### Work instructions
In the following material, identify every line holding the string "řekla" and return it.
━━━━━━
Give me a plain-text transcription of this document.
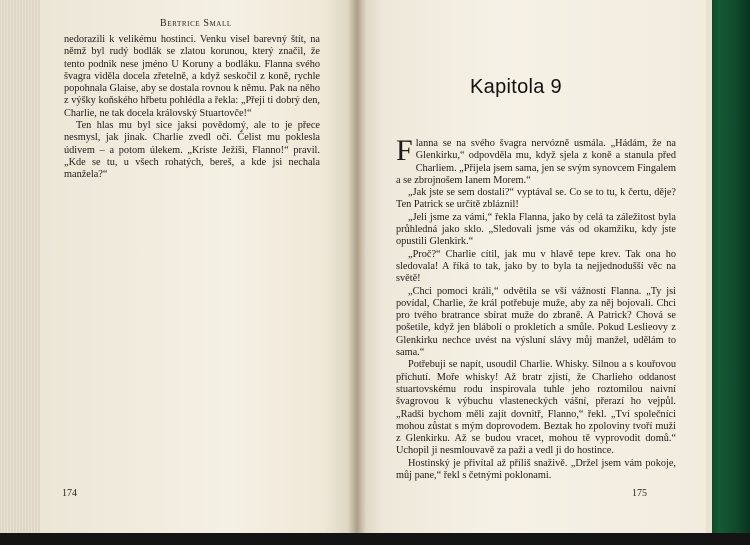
Bertrice Small

nedorazili k velikému hostinci. Venku visel barevný štít, na němž byl rudý bodlák se zlatou korunou, který značil, že tento podnik nese jméno U Koruny a bodláku. Flanna svého švagra viděla docela zřetelně, a když seskočil z koně, rychle popohnala Glaise, aby se dostala rovnou k němu. Pak na něho z výšky koňského hřbetu pohlédla a řekla: „Přeji ti dobrý den, Charlie, ne tak docela královský Stuartovče!“

Ten hlas mu byl sice jaksi povědomý, ale to je přece nesmysl, jak jinak. Charlie zvedl oči. Čelist mu poklesla údivem – a potom úlekem. „Kriste Ježíši, Flanno!“ pravil. „Kde se tu, u všech rohatých, bereš, a kde jsi nechala manžela?“

174
Kapitola 9

Flanna se na svého švagra nervózně usmála. „Hádám, že na Glenkirku,“ odpovděla mu, když sjela z koně a stanula před Charliem. „Přijela jsem sama, jen se svým synovcem Fingalem a se zbrojnošem Ianem Morem.“

„Jak jste se sem dostali?“ vyptával se. Co se to tu, k čertu, děje? Ten Patrick se určitě zbláznil!

„Jeli jsme za vámi,“ řekla Flanna, jako by celá ta záležitost byla průhledná jako sklo. „Sledovali jsme vás od okamžiku, kdy jste opustili Glenkirk.“

„Proč?“ Charlie cítil, jak mu v hlavě tepe krev. Tak ona ho sledovala! A říká to tak, jako by to byla ta nejjednodušší věc na světě!

„Chci pomoci králi,“ odvětila se vší vážností Flanna. „Ty jsi povídal, Charlie, že král potřebuje muže, aby za něj bojovali. Chci pro tvého bratrance sbírat muže do zbraně. A Patrick? Chová se pošetile, když jen blábolí o prokletích a smůle. Pokud Leslieovy z Glenkirku nechce uvést na výsluní slávy můj manžel, udělám to sama.“

Potřebuji se napít, usoudil Charlie. Whisky. Silnou a s kouřovou příchutí. Moře whisky! Až bratr zjistí, že Charlieho oddanost stuartovskému rodu inspirovala tuhle jeho roztomilou naivní švagrovou k výbuchu vlasteneckých vášní, přerazí ho vejpůl. „Radši bychom měli zajít dovnitř, Flanno,“ řekl. „Tví společníci mohou zůstat s mým doprovodem. Beztak ho zpoloviny tvoří muži z Glenkirku. Až se budou vracet, mohou tě vyprovodit domů.“ Uchopil ji nesmlouvavě za paži a vedl ji do hostince.

Hostinský je přivítal až příliš snaživě. „Držel jsem vám pokoje, můj pane,“ řekl s četnými poklonami.

175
━━━━━━
### Exercise result
nedorazili k velikému hostinci. Venku visel barevný štít, na němž byl rudý bodlák se zlatou korunou, který značil, že tento podnik nese jméno U Koruny a bodláku. Flanna svého švagra viděla docela zřetelně, a když seskočil z koně, rychle popohnala Glaise, aby se dostala rovnou k němu. Pak na něho z výšky koňského hřbetu pohlédla a řekla: „Přeji ti dobrý den, Charlie, ne tak docela královský Stuartovče!“
„Jeli jsme za vámi,“ řekla Flanna, jako by celá ta záležitost byla průhledná jako sklo. „Sledovali jsme vás od okamžiku, kdy jste opustili Glenkirk.“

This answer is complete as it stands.